▶ **Given request**: Gather up the lines that contain "Pool".

▶ **Data entries**:
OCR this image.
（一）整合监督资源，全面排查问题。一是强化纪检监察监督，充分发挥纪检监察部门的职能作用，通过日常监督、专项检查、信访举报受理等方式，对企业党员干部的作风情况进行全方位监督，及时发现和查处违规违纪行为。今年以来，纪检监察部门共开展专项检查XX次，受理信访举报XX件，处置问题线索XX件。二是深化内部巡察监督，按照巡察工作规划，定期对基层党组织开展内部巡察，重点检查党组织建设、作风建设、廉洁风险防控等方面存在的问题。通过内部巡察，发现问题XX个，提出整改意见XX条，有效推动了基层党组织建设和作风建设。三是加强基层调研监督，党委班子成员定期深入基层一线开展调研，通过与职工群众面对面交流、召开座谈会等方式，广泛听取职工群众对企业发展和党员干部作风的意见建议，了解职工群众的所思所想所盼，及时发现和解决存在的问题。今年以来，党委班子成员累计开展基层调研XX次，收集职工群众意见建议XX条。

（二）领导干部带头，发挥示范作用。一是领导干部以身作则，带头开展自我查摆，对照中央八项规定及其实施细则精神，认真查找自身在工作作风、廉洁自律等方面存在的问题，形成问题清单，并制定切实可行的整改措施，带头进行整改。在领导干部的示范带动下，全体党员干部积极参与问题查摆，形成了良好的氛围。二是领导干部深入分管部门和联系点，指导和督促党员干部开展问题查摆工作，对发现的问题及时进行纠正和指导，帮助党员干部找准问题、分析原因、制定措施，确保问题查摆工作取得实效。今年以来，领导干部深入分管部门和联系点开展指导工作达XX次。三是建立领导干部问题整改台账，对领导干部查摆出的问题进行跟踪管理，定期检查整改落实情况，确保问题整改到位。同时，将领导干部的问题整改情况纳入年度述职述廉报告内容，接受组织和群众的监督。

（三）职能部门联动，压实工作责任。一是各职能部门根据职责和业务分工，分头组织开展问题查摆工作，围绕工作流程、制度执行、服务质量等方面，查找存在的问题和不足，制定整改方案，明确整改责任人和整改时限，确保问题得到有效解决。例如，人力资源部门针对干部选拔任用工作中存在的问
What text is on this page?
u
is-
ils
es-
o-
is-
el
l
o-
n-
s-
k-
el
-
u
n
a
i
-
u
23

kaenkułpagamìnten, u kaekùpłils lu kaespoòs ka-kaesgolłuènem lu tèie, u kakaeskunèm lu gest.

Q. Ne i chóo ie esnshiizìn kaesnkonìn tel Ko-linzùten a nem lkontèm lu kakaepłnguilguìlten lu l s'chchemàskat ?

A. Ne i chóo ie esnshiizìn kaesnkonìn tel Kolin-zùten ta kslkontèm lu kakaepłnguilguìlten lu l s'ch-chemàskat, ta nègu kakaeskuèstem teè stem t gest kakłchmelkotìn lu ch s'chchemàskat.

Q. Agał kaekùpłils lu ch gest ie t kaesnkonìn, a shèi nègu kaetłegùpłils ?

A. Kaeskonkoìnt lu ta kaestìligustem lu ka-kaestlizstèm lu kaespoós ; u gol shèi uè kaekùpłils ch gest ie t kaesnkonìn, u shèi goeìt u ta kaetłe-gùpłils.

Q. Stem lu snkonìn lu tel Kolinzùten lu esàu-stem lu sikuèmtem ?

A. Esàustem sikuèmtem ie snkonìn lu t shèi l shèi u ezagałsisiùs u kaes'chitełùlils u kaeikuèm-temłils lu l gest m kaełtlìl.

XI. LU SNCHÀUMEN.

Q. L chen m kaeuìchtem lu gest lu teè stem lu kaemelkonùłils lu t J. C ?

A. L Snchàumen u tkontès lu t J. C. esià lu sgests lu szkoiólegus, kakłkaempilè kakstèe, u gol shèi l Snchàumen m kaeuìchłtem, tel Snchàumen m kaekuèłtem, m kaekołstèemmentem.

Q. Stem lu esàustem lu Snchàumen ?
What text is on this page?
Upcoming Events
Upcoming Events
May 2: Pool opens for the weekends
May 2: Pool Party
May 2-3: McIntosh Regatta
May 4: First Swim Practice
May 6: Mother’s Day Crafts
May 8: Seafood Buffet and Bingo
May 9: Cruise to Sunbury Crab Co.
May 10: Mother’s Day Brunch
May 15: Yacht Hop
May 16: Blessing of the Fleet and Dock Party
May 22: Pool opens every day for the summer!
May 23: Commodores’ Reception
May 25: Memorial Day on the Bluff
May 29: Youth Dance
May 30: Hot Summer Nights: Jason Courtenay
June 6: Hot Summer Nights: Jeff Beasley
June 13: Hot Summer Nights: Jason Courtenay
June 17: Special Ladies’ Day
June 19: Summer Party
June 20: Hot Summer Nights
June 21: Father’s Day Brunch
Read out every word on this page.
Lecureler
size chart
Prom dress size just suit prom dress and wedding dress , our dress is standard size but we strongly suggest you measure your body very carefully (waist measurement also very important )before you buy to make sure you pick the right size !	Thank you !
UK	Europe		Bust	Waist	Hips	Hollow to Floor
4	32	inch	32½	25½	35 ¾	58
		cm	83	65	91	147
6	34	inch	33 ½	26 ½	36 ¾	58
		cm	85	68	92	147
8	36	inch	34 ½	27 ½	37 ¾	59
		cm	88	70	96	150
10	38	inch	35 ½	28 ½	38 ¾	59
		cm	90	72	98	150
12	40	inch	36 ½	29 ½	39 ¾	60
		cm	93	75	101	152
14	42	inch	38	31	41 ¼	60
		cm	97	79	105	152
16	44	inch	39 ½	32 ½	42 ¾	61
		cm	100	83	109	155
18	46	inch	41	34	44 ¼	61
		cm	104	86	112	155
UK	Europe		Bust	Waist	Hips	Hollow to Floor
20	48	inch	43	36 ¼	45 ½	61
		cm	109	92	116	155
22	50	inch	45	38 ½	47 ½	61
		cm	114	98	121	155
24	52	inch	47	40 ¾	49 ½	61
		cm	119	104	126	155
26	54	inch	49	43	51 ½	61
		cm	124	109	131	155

▶ **Completed exercise**:
May 2: Pool opens for the weekends
May 2: Pool Party
May 22: Pool opens every day for the summer!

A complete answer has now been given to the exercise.